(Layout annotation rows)
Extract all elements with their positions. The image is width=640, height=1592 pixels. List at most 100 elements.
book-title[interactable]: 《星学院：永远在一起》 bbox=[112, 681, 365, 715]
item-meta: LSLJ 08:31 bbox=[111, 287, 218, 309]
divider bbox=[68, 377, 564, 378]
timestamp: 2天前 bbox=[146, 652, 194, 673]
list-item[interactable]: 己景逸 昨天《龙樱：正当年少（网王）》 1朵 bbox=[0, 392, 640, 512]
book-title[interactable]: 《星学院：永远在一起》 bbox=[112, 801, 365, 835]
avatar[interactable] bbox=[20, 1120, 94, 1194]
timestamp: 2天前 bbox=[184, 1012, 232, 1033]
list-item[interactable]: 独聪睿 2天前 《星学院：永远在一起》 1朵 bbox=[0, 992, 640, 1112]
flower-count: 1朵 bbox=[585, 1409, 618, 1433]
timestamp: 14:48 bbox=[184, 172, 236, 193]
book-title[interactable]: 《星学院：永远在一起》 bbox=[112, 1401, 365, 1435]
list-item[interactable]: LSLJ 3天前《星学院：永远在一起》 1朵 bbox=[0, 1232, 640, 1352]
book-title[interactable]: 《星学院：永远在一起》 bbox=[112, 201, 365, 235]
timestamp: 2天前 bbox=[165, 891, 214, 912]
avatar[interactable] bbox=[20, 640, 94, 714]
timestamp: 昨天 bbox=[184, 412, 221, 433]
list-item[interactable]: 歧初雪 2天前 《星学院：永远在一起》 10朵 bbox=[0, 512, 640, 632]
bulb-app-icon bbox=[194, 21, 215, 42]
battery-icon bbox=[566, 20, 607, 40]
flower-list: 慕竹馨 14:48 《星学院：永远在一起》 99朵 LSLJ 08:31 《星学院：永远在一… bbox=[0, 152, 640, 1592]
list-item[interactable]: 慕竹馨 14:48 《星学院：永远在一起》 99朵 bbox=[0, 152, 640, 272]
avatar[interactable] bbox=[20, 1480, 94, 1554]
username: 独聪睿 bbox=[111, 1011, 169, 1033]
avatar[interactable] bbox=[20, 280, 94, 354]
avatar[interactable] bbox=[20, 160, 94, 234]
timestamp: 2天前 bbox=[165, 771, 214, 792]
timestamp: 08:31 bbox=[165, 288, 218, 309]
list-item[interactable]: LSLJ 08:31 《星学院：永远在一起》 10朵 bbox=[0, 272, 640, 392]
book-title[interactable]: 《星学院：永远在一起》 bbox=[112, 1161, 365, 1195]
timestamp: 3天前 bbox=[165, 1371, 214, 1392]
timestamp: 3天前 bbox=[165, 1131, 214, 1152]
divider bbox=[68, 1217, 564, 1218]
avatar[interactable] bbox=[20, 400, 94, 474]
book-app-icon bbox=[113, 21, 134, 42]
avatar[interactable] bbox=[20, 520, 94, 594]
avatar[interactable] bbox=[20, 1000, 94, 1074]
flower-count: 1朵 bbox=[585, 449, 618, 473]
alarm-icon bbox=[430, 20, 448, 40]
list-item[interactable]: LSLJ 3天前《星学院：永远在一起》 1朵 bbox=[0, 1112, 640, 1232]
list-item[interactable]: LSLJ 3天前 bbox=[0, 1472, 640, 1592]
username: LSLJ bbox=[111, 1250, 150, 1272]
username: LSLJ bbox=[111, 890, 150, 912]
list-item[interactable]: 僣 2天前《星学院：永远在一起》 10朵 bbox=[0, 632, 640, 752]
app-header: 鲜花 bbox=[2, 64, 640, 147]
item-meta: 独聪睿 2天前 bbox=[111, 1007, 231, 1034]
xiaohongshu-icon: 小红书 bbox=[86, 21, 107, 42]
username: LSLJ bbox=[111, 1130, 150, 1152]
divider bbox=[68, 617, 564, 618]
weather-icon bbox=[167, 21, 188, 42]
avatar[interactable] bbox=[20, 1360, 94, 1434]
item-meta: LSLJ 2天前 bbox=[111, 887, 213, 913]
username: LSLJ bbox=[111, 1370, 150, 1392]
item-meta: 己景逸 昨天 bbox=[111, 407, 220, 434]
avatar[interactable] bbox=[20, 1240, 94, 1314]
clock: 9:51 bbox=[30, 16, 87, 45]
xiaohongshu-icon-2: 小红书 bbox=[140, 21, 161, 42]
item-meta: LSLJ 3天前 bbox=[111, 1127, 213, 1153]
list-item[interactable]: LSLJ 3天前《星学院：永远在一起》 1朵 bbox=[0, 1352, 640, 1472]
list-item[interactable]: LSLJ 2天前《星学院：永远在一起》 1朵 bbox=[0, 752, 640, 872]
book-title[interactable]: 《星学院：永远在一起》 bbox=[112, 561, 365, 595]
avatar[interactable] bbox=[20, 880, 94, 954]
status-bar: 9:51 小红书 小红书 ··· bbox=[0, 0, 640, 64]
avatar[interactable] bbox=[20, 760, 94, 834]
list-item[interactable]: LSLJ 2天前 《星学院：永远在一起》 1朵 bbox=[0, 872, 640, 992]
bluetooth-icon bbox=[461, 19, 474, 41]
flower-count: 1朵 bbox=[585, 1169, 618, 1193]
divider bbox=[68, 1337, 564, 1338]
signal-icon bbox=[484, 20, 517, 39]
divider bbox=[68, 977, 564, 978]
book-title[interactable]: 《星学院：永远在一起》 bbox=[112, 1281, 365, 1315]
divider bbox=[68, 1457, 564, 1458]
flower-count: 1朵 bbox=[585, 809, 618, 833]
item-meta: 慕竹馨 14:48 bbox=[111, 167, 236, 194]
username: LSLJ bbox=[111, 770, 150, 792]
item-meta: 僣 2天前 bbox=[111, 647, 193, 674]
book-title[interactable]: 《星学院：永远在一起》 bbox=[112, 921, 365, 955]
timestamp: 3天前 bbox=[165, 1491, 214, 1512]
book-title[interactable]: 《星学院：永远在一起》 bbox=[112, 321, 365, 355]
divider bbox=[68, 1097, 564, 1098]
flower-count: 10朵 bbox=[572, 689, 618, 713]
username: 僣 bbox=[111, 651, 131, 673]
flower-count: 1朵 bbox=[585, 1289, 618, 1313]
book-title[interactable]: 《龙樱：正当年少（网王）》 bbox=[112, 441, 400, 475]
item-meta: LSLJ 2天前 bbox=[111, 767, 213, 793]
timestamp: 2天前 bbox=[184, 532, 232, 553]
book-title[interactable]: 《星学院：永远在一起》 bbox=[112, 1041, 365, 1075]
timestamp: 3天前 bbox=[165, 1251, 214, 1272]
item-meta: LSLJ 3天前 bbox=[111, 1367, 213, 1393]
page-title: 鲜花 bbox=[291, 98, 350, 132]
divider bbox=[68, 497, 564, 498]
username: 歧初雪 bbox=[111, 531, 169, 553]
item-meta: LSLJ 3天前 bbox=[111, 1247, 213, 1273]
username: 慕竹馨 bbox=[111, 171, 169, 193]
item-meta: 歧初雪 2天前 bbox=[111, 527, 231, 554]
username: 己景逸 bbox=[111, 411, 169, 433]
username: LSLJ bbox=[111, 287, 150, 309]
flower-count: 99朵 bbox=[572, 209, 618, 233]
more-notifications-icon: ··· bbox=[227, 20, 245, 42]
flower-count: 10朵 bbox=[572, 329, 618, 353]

Task to complete —
Select every line from the rows above that contains the word "divider", and copy each one in full.

Expected answer —
divider bbox=[68, 377, 564, 378]
divider bbox=[68, 1217, 564, 1218]
divider bbox=[68, 617, 564, 618]
divider bbox=[68, 1337, 564, 1338]
divider bbox=[68, 977, 564, 978]
divider bbox=[68, 1457, 564, 1458]
divider bbox=[68, 1097, 564, 1098]
divider bbox=[68, 497, 564, 498]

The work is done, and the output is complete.